■ GIVEN DATA
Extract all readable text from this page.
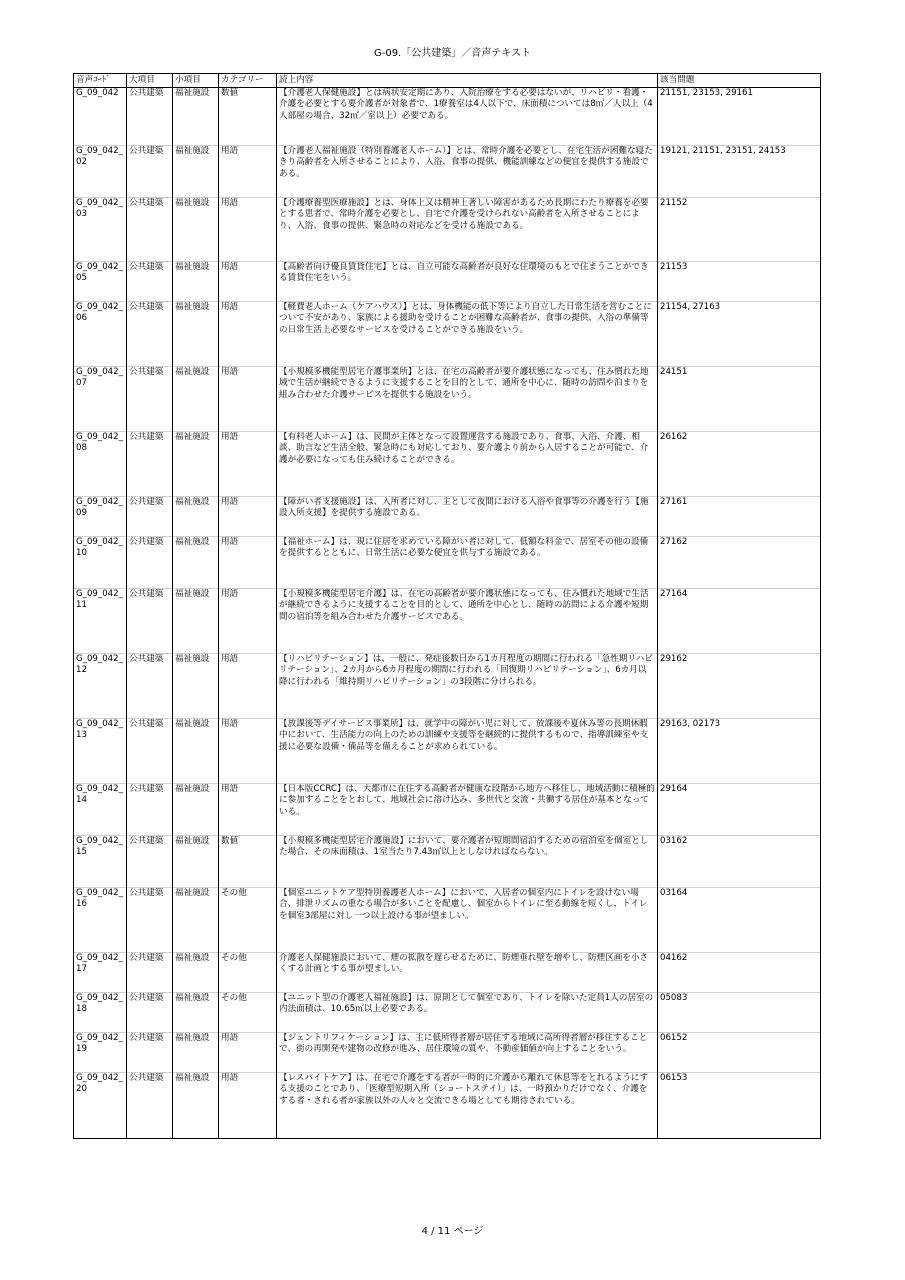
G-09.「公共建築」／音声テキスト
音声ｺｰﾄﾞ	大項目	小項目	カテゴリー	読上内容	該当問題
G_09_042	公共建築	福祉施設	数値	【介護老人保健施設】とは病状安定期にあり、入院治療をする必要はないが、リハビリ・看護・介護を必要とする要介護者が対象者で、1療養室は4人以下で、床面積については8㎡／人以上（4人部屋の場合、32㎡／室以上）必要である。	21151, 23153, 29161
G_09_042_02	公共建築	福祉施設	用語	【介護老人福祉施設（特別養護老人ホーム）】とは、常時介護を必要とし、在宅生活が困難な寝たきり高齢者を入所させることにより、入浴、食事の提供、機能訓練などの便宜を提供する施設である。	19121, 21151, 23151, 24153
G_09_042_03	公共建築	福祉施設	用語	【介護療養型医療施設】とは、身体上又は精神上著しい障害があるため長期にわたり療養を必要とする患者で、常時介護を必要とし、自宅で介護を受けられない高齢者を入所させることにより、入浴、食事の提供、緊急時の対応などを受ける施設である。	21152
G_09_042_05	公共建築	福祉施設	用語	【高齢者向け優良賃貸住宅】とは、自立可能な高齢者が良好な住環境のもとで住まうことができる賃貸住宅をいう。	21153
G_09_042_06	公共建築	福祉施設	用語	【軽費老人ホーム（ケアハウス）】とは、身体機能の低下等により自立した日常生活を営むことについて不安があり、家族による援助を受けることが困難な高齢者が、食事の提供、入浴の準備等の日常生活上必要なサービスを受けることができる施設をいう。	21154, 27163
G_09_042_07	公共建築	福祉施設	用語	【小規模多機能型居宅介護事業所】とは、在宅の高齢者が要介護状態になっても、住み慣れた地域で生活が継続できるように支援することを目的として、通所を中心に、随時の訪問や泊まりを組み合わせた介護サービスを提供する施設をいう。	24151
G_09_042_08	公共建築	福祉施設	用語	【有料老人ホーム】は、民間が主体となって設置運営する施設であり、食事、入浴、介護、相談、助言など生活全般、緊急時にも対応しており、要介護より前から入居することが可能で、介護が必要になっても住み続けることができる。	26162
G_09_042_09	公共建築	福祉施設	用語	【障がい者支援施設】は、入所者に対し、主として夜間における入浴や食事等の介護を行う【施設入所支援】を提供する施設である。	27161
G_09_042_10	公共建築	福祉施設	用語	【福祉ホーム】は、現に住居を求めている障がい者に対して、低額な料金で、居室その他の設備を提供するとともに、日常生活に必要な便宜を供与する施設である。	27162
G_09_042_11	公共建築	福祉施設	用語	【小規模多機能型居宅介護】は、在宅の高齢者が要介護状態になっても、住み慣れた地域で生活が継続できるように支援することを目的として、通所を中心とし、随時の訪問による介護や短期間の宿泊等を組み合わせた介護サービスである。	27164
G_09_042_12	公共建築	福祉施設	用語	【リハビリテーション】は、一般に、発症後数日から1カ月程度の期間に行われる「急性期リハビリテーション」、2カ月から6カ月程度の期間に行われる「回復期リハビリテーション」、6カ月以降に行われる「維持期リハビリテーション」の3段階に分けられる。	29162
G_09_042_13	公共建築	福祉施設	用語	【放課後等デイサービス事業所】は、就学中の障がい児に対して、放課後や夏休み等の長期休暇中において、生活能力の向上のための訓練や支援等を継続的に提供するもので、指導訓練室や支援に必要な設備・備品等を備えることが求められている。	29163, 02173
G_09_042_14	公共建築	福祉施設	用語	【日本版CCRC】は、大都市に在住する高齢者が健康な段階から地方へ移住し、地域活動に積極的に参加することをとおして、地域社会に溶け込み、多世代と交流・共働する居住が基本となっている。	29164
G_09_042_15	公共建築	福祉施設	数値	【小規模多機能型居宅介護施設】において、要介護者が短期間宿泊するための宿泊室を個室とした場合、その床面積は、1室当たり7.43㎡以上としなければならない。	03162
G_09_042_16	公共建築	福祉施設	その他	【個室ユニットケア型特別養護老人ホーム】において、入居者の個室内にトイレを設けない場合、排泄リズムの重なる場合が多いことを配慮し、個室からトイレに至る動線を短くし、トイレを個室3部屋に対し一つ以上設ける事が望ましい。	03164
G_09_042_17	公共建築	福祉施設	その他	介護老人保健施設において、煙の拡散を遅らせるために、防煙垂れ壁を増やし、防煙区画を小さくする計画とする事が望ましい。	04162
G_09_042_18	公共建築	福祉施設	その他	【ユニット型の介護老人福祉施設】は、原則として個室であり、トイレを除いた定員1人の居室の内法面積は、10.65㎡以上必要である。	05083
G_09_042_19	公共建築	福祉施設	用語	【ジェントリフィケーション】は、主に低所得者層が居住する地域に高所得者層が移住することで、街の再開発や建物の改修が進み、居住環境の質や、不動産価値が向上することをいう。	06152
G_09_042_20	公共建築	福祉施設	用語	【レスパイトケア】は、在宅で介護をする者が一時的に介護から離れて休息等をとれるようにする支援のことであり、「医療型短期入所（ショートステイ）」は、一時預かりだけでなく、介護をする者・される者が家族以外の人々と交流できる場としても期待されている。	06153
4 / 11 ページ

■ WORK REQUIRED
Show every line of the listing in which the string "食事の提供" can be found.

■ COMPLETE ANSWER
G_09_042_02	公共建築	福祉施設	用語	【介護老人福祉施設（特別養護老人ホーム）】とは、常時介護を必要とし、在宅生活が困難な寝たきり高齢者を入所させることにより、入浴、食事の提供、機能訓練などの便宜を提供する施設である。	19121, 21151, 23151, 24153
G_09_042_03	公共建築	福祉施設	用語	【介護療養型医療施設】とは、身体上又は精神上著しい障害があるため長期にわたり療養を必要とする患者で、常時介護を必要とし、自宅で介護を受けられない高齢者を入所させることにより、入浴、食事の提供、緊急時の対応などを受ける施設である。	21152
G_09_042_06	公共建築	福祉施設	用語	【軽費老人ホーム（ケアハウス）】とは、身体機能の低下等により自立した日常生活を営むことについて不安があり、家族による援助を受けることが困難な高齢者が、食事の提供、入浴の準備等の日常生活上必要なサービスを受けることができる施設をいう。	21154, 27163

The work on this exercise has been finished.